What you need to do: Whenever a line below holds the word "free", copy that line.

[Begin Listed entries]

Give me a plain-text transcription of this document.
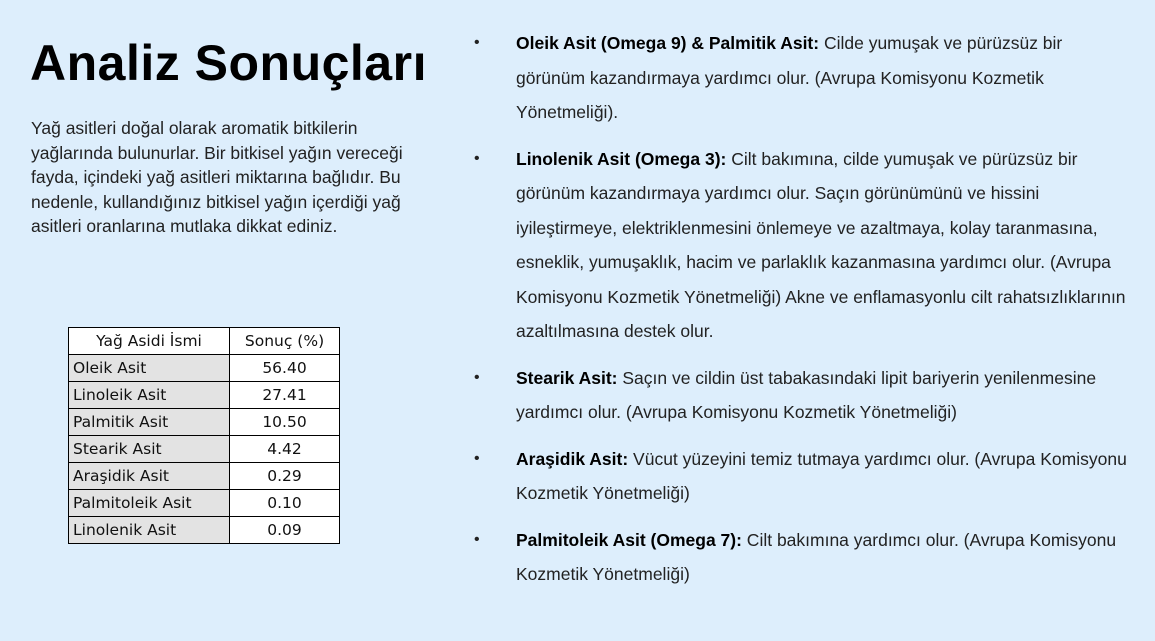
Analiz Sonuçları

Yağ asitleri doğal olarak aromatik bitkilerin yağlarında bulunurlar. Bir bitkisel yağın vereceği fayda, içindeki yağ asitleri miktarına bağlıdır. Bu nedenle, kullandığınız bitkisel yağın içerdiği yağ asitleri oranlarına mutlaka dikkat ediniz.

Yağ Asidi İsmi	Sonuç (%)
Oleik Asit	56.40
Linoleik Asit	27.41
Palmitik Asit	10.50
Stearik Asit	4.42
Araşidik Asit	0.29
Palmitoleik Asit	0.10
Linolenik Asit	0.09
• Oleik Asit (Omega 9) & Palmitik Asit: Cilde yumuşak ve pürüzsüz bir görünüm kazandırmaya yardımcı olur. (Avrupa Komisyonu Kozmetik Yönetmeliği).
• Linolenik Asit (Omega 3): Cilt bakımına, cilde yumuşak ve pürüzsüz bir görünüm kazandırmaya yardımcı olur. Saçın görünümünü ve hissini iyileştirmeye, elektriklenmesini önlemeye ve azaltmaya, kolay taranmasına, esneklik, yumuşaklık, hacim ve parlaklık kazanmasına yardımcı olur. (Avrupa Komisyonu Kozmetik Yönetmeliği) Akne ve enflamasyonlu cilt rahatsızlıklarının azaltılmasına destek olur.
• Stearik Asit: Saçın ve cildin üst tabakasındaki lipit bariyerin yenilenmesine yardımcı olur. (Avrupa Komisyonu Kozmetik Yönetmeliği)
• Araşidik Asit: Vücut yüzeyini temiz tutmaya yardımcı olur. (Avrupa Komisyonu Kozmetik Yönetmeliği)
• Palmitoleik Asit (Omega 7): Cilt bakımına yardımcı olur. (Avrupa Komisyonu Kozmetik Yönetmeliği)
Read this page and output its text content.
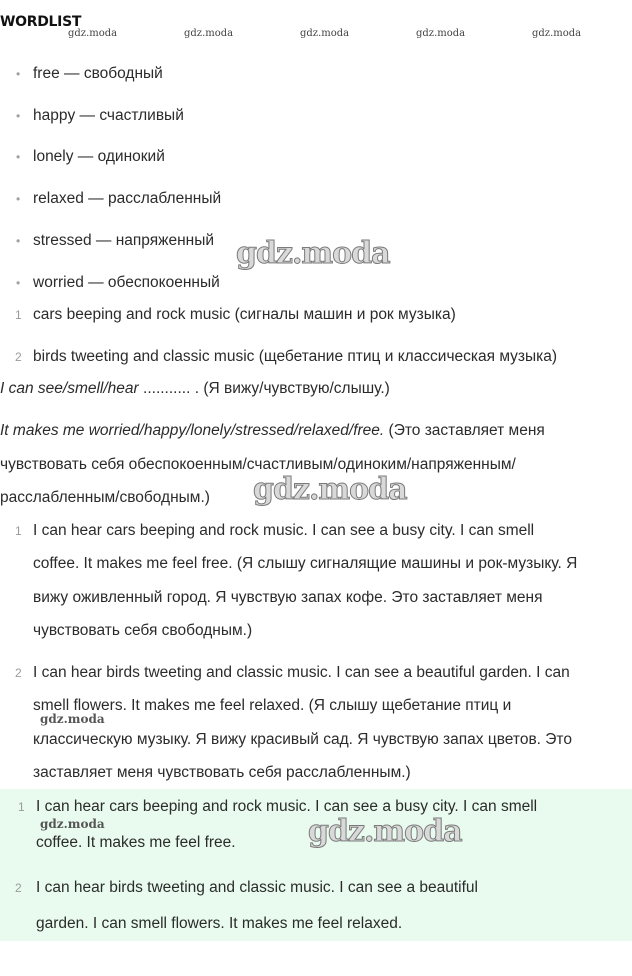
WORDLIST
gdz.moda	gdz.moda	gdz.moda	gdz.moda	gdz.moda
• free — свободный
• happy — счастливый
• lonely — одинокий
• relaxed — расслабленный
• stressed — напряженный
• worried — обеспокоенный
gdz.moda
1 cars beeping and rock music (сигналы машин и рок музыка)
2 birds tweeting and classic music (щебетание птиц и классическая музыка)
I can see/smell/hear ........... . (Я вижу/чувствую/слышу.)
It makes me worried/happy/lonely/stressed/relaxed/free. (Это заставляет меня
чувствовать себя обеспокоенным/счастливым/одиноким/напряженным/
расслабленным/свободным.) gdz.moda
1 I can hear cars beeping and rock music. I can see a busy city. I can smell
coffee. It makes me feel free. (Я слышу сигналящие машины и рок-музыку. Я
вижу оживленный город. Я чувствую запах кофе. Это заставляет меня
чувствовать себя свободным.)
2 I can hear birds tweeting and classic music. I can see a beautiful garden. I can
smell flowers. It makes me feel relaxed. (Я слышу щебетание птиц и
классическую музыку. Я вижу красивый сад. Я чувствую запах цветов. Это
заставляет меня чувствовать себя расслабленным.)
gdz.moda
1 I can hear cars beeping and rock music. I can see a busy city. I can smell
coffee. It makes me feel free.
2 I can hear birds tweeting and classic music. I can see a beautiful
garden. I can smell flowers. It makes me feel relaxed.
gdz.moda	gdz.moda
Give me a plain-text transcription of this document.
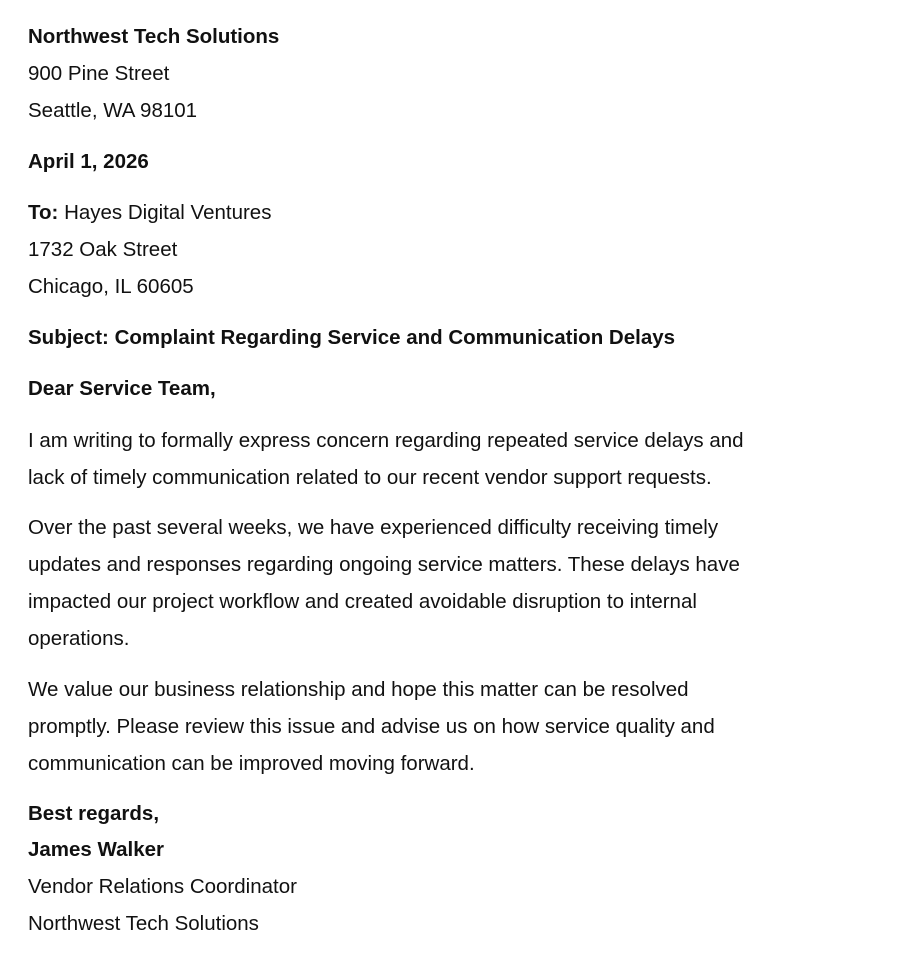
Northwest Tech Solutions
900 Pine Street
Seattle, WA 98101
April 1, 2026
To: Hayes Digital Ventures
1732 Oak Street
Chicago, IL 60605
Subject: Complaint Regarding Service and Communication Delays
Dear Service Team,
I am writing to formally express concern regarding repeated service delays and
lack of timely communication related to our recent vendor support requests.
Over the past several weeks, we have experienced difficulty receiving timely
updates and responses regarding ongoing service matters. These delays have
impacted our project workflow and created avoidable disruption to internal
operations.
We value our business relationship and hope this matter can be resolved
promptly. Please review this issue and advise us on how service quality and
communication can be improved moving forward.
Best regards,
James Walker
Vendor Relations Coordinator
Northwest Tech Solutions
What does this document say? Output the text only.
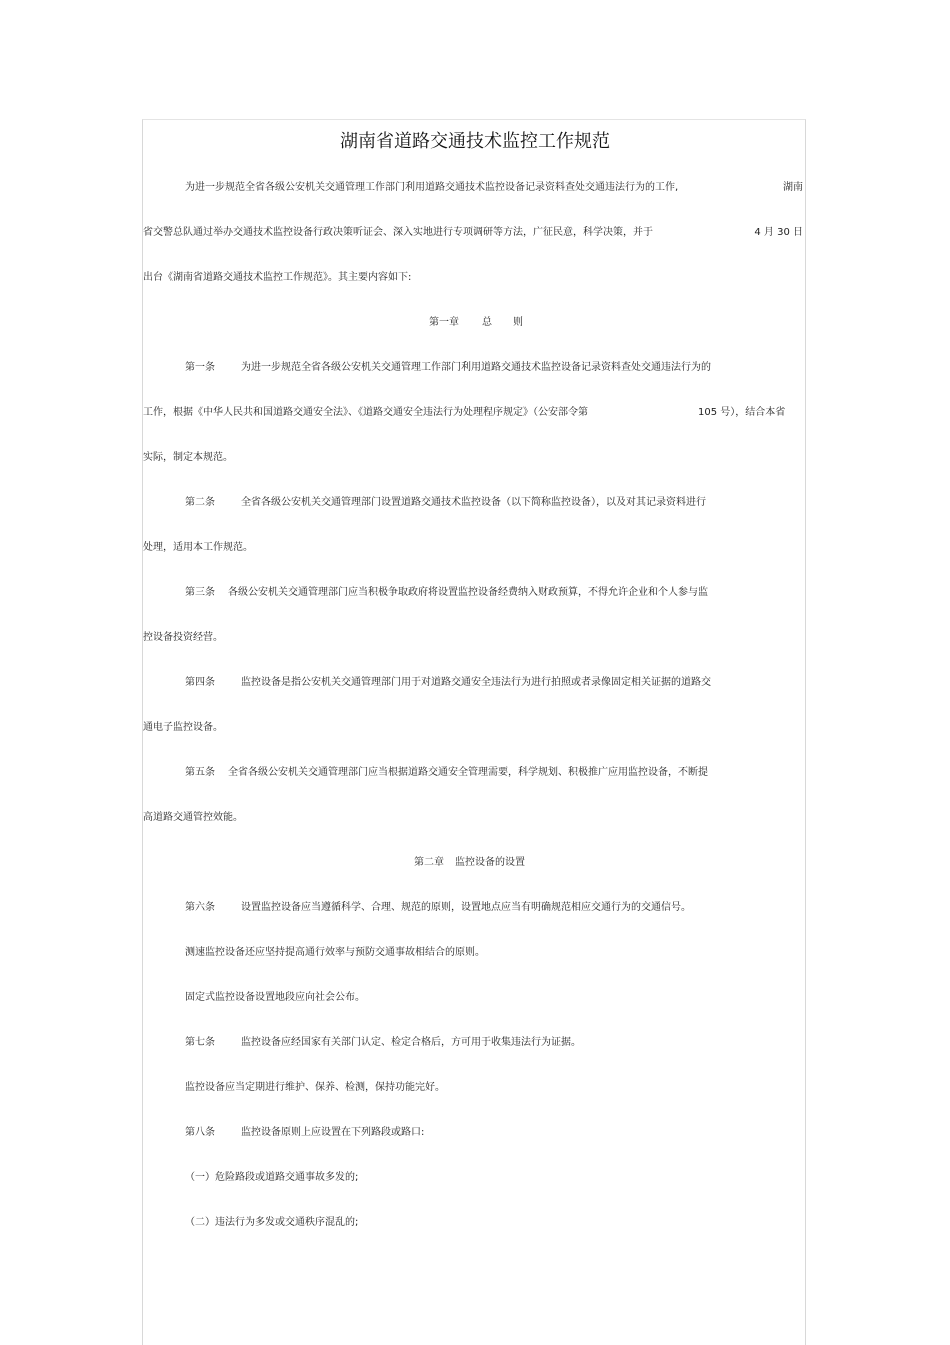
湖南省道路交通技术监控工作规范
为进一步规范全省各级公安机关交通管理工作部门利用道路交通技术监控设备记录资料查处交通违法行为的工作,	湖南
省交警总队通过举办交通技术监控设备行政决策听证会、深入实地进行专项调研等方法，广征民意，科学决策，并于	4 月 30 日
出台《湖南省道路交通技术监控工作规范》。其主要内容如下:
第一章 总 则
第一条	为进一步规范全省各级公安机关交通管理工作部门利用道路交通技术监控设备记录资料查处交通违法行为的
工作，根据《中华人民共和国道路交通安全法》、《道路交通安全违法行为处理程序规定》（公安部令第	105 号），结合本省
实际，制定本规范。
第二条	全省各级公安机关交通管理部门设置道路交通技术监控设备（以下简称监控设备），以及对其记录资料进行
处理，适用本工作规范。
第三条 各级公安机关交通管理部门应当积极争取政府将设置监控设备经费纳入财政预算，不得允许企业和个人参与监
控设备投资经营。
第四条	监控设备是指公安机关交通管理部门用于对道路交通安全违法行为进行拍照或者录像固定相关证据的道路交
通电子监控设备。
第五条 全省各级公安机关交通管理部门应当根据道路交通安全管理需要，科学规划、积极推广应用监控设备，不断提
高道路交通管控效能。
第二章 监控设备的设置
第六条	设置监控设备应当遵循科学、合理、规范的原则，设置地点应当有明确规范相应交通行为的交通信号。
测速监控设备还应坚持提高通行效率与预防交通事故相结合的原则。
固定式监控设备设置地段应向社会公布。
第七条	监控设备应经国家有关部门认定、检定合格后，方可用于收集违法行为证据。
监控设备应当定期进行维护、保养、检测，保持功能完好。
第八条	监控设备原则上应设置在下列路段或路口:
（一）危险路段或道路交通事故多发的;
（二）违法行为多发或交通秩序混乱的;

[End Listed entries]

Output of the task:
• free — свободный
It makes me worried/happy/lonely/stressed/relaxed/free. (Это заставляет меня
coffee. It makes me feel free. (Я слышу сигналящие машины и рок-музыку. Я
coffee. It makes me feel free.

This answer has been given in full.